Source data:
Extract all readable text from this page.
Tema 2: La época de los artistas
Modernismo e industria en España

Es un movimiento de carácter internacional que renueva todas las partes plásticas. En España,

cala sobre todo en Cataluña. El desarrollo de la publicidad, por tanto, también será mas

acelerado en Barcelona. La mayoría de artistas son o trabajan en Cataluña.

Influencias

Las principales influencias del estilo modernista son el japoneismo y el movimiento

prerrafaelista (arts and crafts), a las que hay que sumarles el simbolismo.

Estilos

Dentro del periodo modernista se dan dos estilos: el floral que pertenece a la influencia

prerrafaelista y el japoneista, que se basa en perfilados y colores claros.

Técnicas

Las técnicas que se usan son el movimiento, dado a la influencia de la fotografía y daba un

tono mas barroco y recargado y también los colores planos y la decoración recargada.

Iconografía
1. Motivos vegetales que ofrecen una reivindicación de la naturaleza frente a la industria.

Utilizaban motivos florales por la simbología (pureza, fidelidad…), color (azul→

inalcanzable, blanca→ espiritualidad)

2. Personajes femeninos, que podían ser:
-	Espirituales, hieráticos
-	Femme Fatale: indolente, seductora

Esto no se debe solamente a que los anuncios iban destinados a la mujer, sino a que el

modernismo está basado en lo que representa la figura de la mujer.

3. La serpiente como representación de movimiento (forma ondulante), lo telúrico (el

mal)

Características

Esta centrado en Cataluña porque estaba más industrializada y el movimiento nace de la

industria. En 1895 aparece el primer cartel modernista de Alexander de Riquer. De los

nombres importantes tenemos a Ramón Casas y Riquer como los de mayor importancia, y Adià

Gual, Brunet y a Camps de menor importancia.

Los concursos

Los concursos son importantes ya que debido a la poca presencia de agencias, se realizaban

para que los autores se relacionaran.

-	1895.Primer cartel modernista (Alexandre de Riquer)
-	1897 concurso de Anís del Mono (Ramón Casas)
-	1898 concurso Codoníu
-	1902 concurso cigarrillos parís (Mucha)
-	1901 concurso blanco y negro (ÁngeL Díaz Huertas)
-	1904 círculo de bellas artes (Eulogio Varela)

▶ _Work required_: Show the lines of the records that include the string "Casas".

▶ _Written response_:
nombres importantes tenemos a Ramón Casas y Riquer como los de mayor importancia, y Adià
-	1897 concurso de Anís del Mono (Ramón Casas)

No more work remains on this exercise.